* begin DATA PROVIDED *

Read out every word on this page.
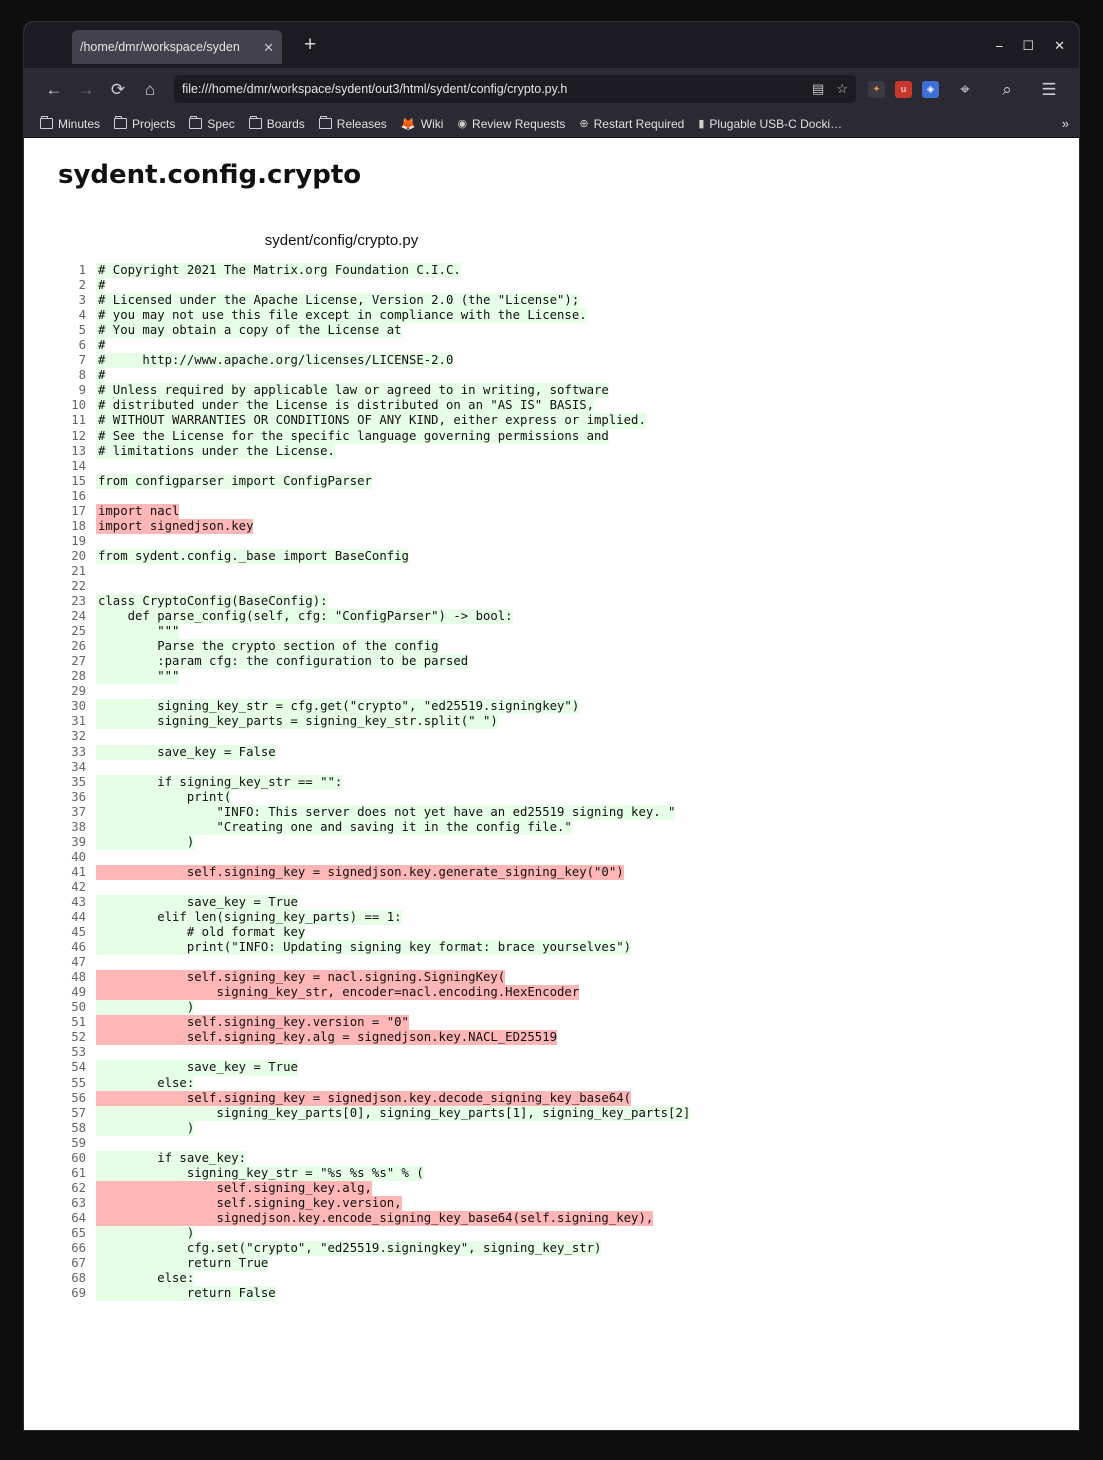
/home/dmr/workspace/syden	✕ +	⎯ ☐ ✕
← → ⟳	⌂	file:///home/dmr/workspace/sydent/out3/html/sydent/config/crypto.py.h	▤ ☆	✦	u	◈	⌖	⌕	☰
Minutes	Projects	Spec	Boards	Releases 🦊 Wiki ◉ Review Requests ⊕ Restart Required ▮ Plugable USB-C Docki…	»
sydent.config.crypto
sydent/config/crypto.py
1 # Copyright 2021 The Matrix.org Foundation C.I.C.
2 #
3 # Licensed under the Apache License, Version 2.0 (the "License");
4 # you may not use this file except in compliance with the License.
5 # You may obtain a copy of the License at
6 #
7 #     http://www.apache.org/licenses/LICENSE-2.0
8 #
9 # Unless required by applicable law or agreed to in writing, software
10 # distributed under the License is distributed on an "AS IS" BASIS,
11 # WITHOUT WARRANTIES OR CONDITIONS OF ANY KIND, either express or implied.
12 # See the License for the specific language governing permissions and
13 # limitations under the License.
14

15 from configparser import ConfigParser
16

17 import nacl
18 import signedjson.key
19

20 from sydent.config._base import BaseConfig
21

22

23 class CryptoConfig(BaseConfig):
24 def parse_config(self, cfg: "ConfigParser") -> bool:
25 """
26 Parse the crypto section of the config
27 :param cfg: the configuration to be parsed
28 """
29

30 signing_key_str = cfg.get("crypto", "ed25519.signingkey")
31 signing_key_parts = signing_key_str.split(" ")
32

33 save_key = False
34

35 if signing_key_str == "":
36 print(
37 "INFO: This server does not yet have an ed25519 signing key. "
38 "Creating one and saving it in the config file."
39 )
40

41 self.signing_key = signedjson.key.generate_signing_key("0")
42

43 save_key = True
44 elif len(signing_key_parts) == 1:
45 # old format key
46 print("INFO: Updating signing key format: brace yourselves")
47

48 self.signing_key = nacl.signing.SigningKey(
49 signing_key_str, encoder=nacl.encoding.HexEncoder
50 )
51 self.signing_key.version = "0"
52 self.signing_key.alg = signedjson.key.NACL_ED25519
53

54 save_key = True
55 else:
56 self.signing_key = signedjson.key.decode_signing_key_base64(
57 signing_key_parts[0], signing_key_parts[1], signing_key_parts[2]
58 )
59

60 if save_key:
61 signing_key_str = "%s %s %s" % (
62 self.signing_key.alg,
63 self.signing_key.version,
64 signedjson.key.encode_signing_key_base64(self.signing_key),
65 )
66 cfg.set("crypto", "ed25519.signingkey", signing_key_str)
67 return True
68 else:
69 return False
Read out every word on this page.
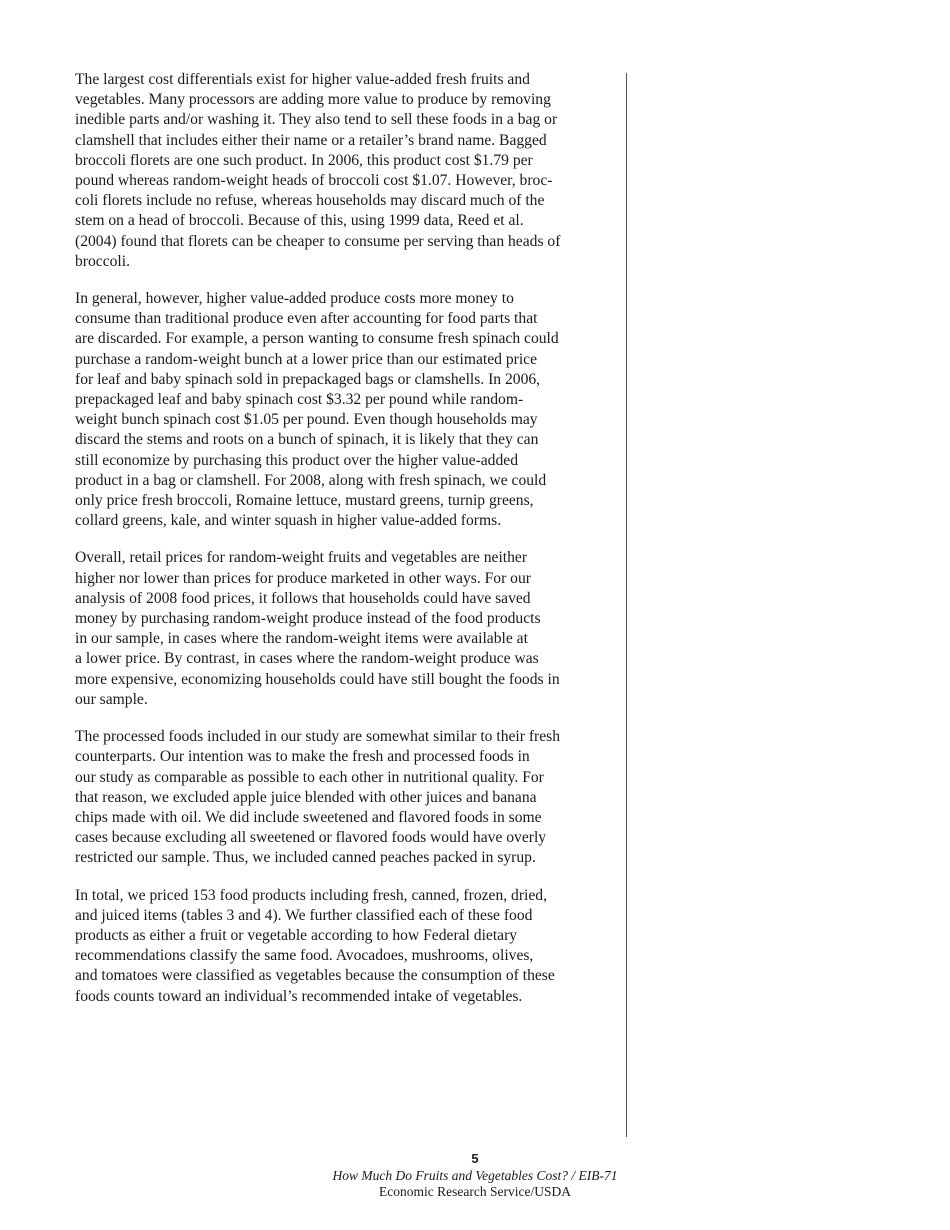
The largest cost differentials exist for higher value-added fresh fruits and
vegetables. Many processors are adding more value to produce by removing
inedible parts and/or washing it. They also tend to sell these foods in a bag or
clamshell that includes either their name or a retailer’s brand name. Bagged
broccoli florets are one such product. In 2006, this product cost $1.79 per
pound whereas random-weight heads of broccoli cost $1.07. However, broc-
coli florets include no refuse, whereas households may discard much of the
stem on a head of broccoli. Because of this, using 1999 data, Reed et al.
(2004) found that florets can be cheaper to consume per serving than heads of
broccoli.

In general, however, higher value-added produce costs more money to
consume than traditional produce even after accounting for food parts that
are discarded. For example, a person wanting to consume fresh spinach could
purchase a random-weight bunch at a lower price than our estimated price
for leaf and baby spinach sold in prepackaged bags or clamshells. In 2006,
prepackaged leaf and baby spinach cost $3.32 per pound while random-
weight bunch spinach cost $1.05 per pound. Even though households may
discard the stems and roots on a bunch of spinach, it is likely that they can
still economize by purchasing this product over the higher value-added
product in a bag or clamshell. For 2008, along with fresh spinach, we could
only price fresh broccoli, Romaine lettuce, mustard greens, turnip greens,
collard greens, kale, and winter squash in higher value-added forms.

Overall, retail prices for random-weight fruits and vegetables are neither
higher nor lower than prices for produce marketed in other ways. For our
analysis of 2008 food prices, it follows that households could have saved
money by purchasing random-weight produce instead of the food products
in our sample, in cases where the random-weight items were available at
a lower price. By contrast, in cases where the random-weight produce was
more expensive, economizing households could have still bought the foods in
our sample.

The processed foods included in our study are somewhat similar to their fresh
counterparts. Our intention was to make the fresh and processed foods in
our study as comparable as possible to each other in nutritional quality. For
that reason, we excluded apple juice blended with other juices and banana
chips made with oil. We did include sweetened and flavored foods in some
cases because excluding all sweetened or flavored foods would have overly
restricted our sample. Thus, we included canned peaches packed in syrup.

In total, we priced 153 food products including fresh, canned, frozen, dried,
and juiced items (tables 3 and 4). We further classified each of these food
products as either a fruit or vegetable according to how Federal dietary
recommendations classify the same food. Avocadoes, mushrooms, olives,
and tomatoes were classified as vegetables because the consumption of these
foods counts toward an individual’s recommended intake of vegetables.

5
How Much Do Fruits and Vegetables Cost? / EIB-71
Economic Research Service/USDA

* end DATA PROVIDED *

EXERCISE DIRECTIONS: Pictures in the records above are not copied; print everything else exactly.

RESULT FOR THIS EXERCISE:
Read out every word on this page.
/home/dmr/workspace/syden	✕ +	⎯ ☐ ✕
← → ⟳	⌂	file:///home/dmr/workspace/sydent/out3/html/sydent/config/crypto.py.h	▤ ☆	✦	u	◈	⌖	⌕	☰
Minutes	Projects	Spec	Boards	Releases 🦊 Wiki ◉ Review Requests ⊕ Restart Required ▮ Plugable USB-C Docki…	»
sydent.config.crypto
sydent/config/crypto.py
1 # Copyright 2021 The Matrix.org Foundation C.I.C.
2 #
3 # Licensed under the Apache License, Version 2.0 (the "License");
4 # you may not use this file except in compliance with the License.
5 # You may obtain a copy of the License at
6 #
7 #     http://www.apache.org/licenses/LICENSE-2.0
8 #
9 # Unless required by applicable law or agreed to in writing, software
10 # distributed under the License is distributed on an "AS IS" BASIS,
11 # WITHOUT WARRANTIES OR CONDITIONS OF ANY KIND, either express or implied.
12 # See the License for the specific language governing permissions and
13 # limitations under the License.
14

15 from configparser import ConfigParser
16

17 import nacl
18 import signedjson.key
19

20 from sydent.config._base import BaseConfig
21

22

23 class CryptoConfig(BaseConfig):
24 def parse_config(self, cfg: "ConfigParser") -> bool:
25 """
26 Parse the crypto section of the config
27 :param cfg: the configuration to be parsed
28 """
29

30 signing_key_str = cfg.get("crypto", "ed25519.signingkey")
31 signing_key_parts = signing_key_str.split(" ")
32

33 save_key = False
34

35 if signing_key_str == "":
36 print(
37 "INFO: This server does not yet have an ed25519 signing key. "
38 "Creating one and saving it in the config file."
39 )
40

41 self.signing_key = signedjson.key.generate_signing_key("0")
42

43 save_key = True
44 elif len(signing_key_parts) == 1:
45 # old format key
46 print("INFO: Updating signing key format: brace yourselves")
47

48 self.signing_key = nacl.signing.SigningKey(
49 signing_key_str, encoder=nacl.encoding.HexEncoder
50 )
51 self.signing_key.version = "0"
52 self.signing_key.alg = signedjson.key.NACL_ED25519
53

54 save_key = True
55 else:
56 self.signing_key = signedjson.key.decode_signing_key_base64(
57 signing_key_parts[0], signing_key_parts[1], signing_key_parts[2]
58 )
59

60 if save_key:
61 signing_key_str = "%s %s %s" % (
62 self.signing_key.alg,
63 self.signing_key.version,
64 signedjson.key.encode_signing_key_base64(self.signing_key),
65 )
66 cfg.set("crypto", "ed25519.signingkey", signing_key_str)
67 return True
68 else:
69 return False
Read out every word on this page.
The largest cost differentials exist for higher value-added fresh fruits and
vegetables. Many processors are adding more value to produce by removing
inedible parts and/or washing it. They also tend to sell these foods in a bag or
clamshell that includes either their name or a retailer’s brand name. Bagged
broccoli florets are one such product. In 2006, this product cost $1.79 per
pound whereas random-weight heads of broccoli cost $1.07. However, broc-
coli florets include no refuse, whereas households may discard much of the
stem on a head of broccoli. Because of this, using 1999 data, Reed et al.
(2004) found that florets can be cheaper to consume per serving than heads of
broccoli.

In general, however, higher value-added produce costs more money to
consume than traditional produce even after accounting for food parts that
are discarded. For example, a person wanting to consume fresh spinach could
purchase a random-weight bunch at a lower price than our estimated price
for leaf and baby spinach sold in prepackaged bags or clamshells. In 2006,
prepackaged leaf and baby spinach cost $3.32 per pound while random-
weight bunch spinach cost $1.05 per pound. Even though households may
discard the stems and roots on a bunch of spinach, it is likely that they can
still economize by purchasing this product over the higher value-added
product in a bag or clamshell. For 2008, along with fresh spinach, we could
only price fresh broccoli, Romaine lettuce, mustard greens, turnip greens,
collard greens, kale, and winter squash in higher value-added forms.

Overall, retail prices for random-weight fruits and vegetables are neither
higher nor lower than prices for produce marketed in other ways. For our
analysis of 2008 food prices, it follows that households could have saved
money by purchasing random-weight produce instead of the food products
in our sample, in cases where the random-weight items were available at
a lower price. By contrast, in cases where the random-weight produce was
more expensive, economizing households could have still bought the foods in
our sample.

The processed foods included in our study are somewhat similar to their fresh
counterparts. Our intention was to make the fresh and processed foods in
our study as comparable as possible to each other in nutritional quality. For
that reason, we excluded apple juice blended with other juices and banana
chips made with oil. We did include sweetened and flavored foods in some
cases because excluding all sweetened or flavored foods would have overly
restricted our sample. Thus, we included canned peaches packed in syrup.

In total, we priced 153 food products including fresh, canned, frozen, dried,
and juiced items (tables 3 and 4). We further classified each of these food
products as either a fruit or vegetable according to how Federal dietary
recommendations classify the same food. Avocadoes, mushrooms, olives,
and tomatoes were classified as vegetables because the consumption of these
foods counts toward an individual’s recommended intake of vegetables.

5
How Much Do Fruits and Vegetables Cost? / EIB-71
Economic Research Service/USDA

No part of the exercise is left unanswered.